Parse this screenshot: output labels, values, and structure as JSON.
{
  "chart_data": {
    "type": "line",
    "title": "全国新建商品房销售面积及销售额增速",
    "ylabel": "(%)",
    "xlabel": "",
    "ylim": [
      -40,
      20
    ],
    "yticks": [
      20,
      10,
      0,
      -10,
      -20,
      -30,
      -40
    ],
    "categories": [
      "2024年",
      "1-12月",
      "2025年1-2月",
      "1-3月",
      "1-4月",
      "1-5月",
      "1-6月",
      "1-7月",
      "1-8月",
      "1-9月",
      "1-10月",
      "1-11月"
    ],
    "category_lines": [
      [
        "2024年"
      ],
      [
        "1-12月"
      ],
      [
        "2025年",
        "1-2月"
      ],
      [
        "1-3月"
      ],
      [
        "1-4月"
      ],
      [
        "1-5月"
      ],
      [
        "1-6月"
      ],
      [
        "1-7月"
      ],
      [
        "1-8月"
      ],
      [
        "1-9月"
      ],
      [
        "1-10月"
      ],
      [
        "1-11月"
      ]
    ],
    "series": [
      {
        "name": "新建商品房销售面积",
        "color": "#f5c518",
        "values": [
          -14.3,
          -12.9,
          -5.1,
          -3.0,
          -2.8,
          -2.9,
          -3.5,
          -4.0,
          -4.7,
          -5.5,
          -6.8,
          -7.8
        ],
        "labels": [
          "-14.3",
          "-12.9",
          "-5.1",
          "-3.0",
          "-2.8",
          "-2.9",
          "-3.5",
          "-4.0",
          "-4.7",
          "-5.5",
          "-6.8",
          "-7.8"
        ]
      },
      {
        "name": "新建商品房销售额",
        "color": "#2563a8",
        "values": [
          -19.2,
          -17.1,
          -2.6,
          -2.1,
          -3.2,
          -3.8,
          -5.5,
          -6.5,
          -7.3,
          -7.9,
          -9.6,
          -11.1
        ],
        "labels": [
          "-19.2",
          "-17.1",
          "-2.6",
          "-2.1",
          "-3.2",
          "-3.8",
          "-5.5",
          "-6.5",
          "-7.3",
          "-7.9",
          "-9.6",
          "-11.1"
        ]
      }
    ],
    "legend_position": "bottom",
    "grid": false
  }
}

##########

_TASK DETAILS_
Every line of the material must be returned exactly as it appears.

_REPLY_
Parse this screenshot: output labels, values, and structure as JSON.
{
  "chart_data": {
    "type": "line",
    "title": "全国新建商品房销售面积及销售额增速",
    "ylabel": "(%)",
    "xlabel": "",
    "ylim": [
      -40,
      20
    ],
    "yticks": [
      20,
      10,
      0,
      -10,
      -20,
      -30,
      -40
    ],
    "categories": [
      "2024年",
      "1-12月",
      "2025年1-2月",
      "1-3月",
      "1-4月",
      "1-5月",
      "1-6月",
      "1-7月",
      "1-8月",
      "1-9月",
      "1-10月",
      "1-11月"
    ],
    "category_lines": [
      [
        "2024年"
      ],
      [
        "1-12月"
      ],
      [
        "2025年",
        "1-2月"
      ],
      [
        "1-3月"
      ],
      [
        "1-4月"
      ],
      [
        "1-5月"
      ],
      [
        "1-6月"
      ],
      [
        "1-7月"
      ],
      [
        "1-8月"
      ],
      [
        "1-9月"
      ],
      [
        "1-10月"
      ],
      [
        "1-11月"
      ]
    ],
    "series": [
      {
        "name": "新建商品房销售面积",
        "color": "#f5c518",
        "values": [
          -14.3,
          -12.9,
          -5.1,
          -3.0,
          -2.8,
          -2.9,
          -3.5,
          -4.0,
          -4.7,
          -5.5,
          -6.8,
          -7.8
        ],
        "labels": [
          "-14.3",
          "-12.9",
          "-5.1",
          "-3.0",
          "-2.8",
          "-2.9",
          "-3.5",
          "-4.0",
          "-4.7",
          "-5.5",
          "-6.8",
          "-7.8"
        ]
      },
      {
        "name": "新建商品房销售额",
        "color": "#2563a8",
        "values": [
          -19.2,
          -17.1,
          -2.6,
          -2.1,
          -3.2,
          -3.8,
          -5.5,
          -6.5,
          -7.3,
          -7.9,
          -9.6,
          -11.1
        ],
        "labels": [
          "-19.2",
          "-17.1",
          "-2.6",
          "-2.1",
          "-3.2",
          "-3.8",
          "-5.5",
          "-6.5",
          "-7.3",
          "-7.9",
          "-9.6",
          "-11.1"
        ]
      }
    ],
    "legend_position": "bottom",
    "grid": false
  }
}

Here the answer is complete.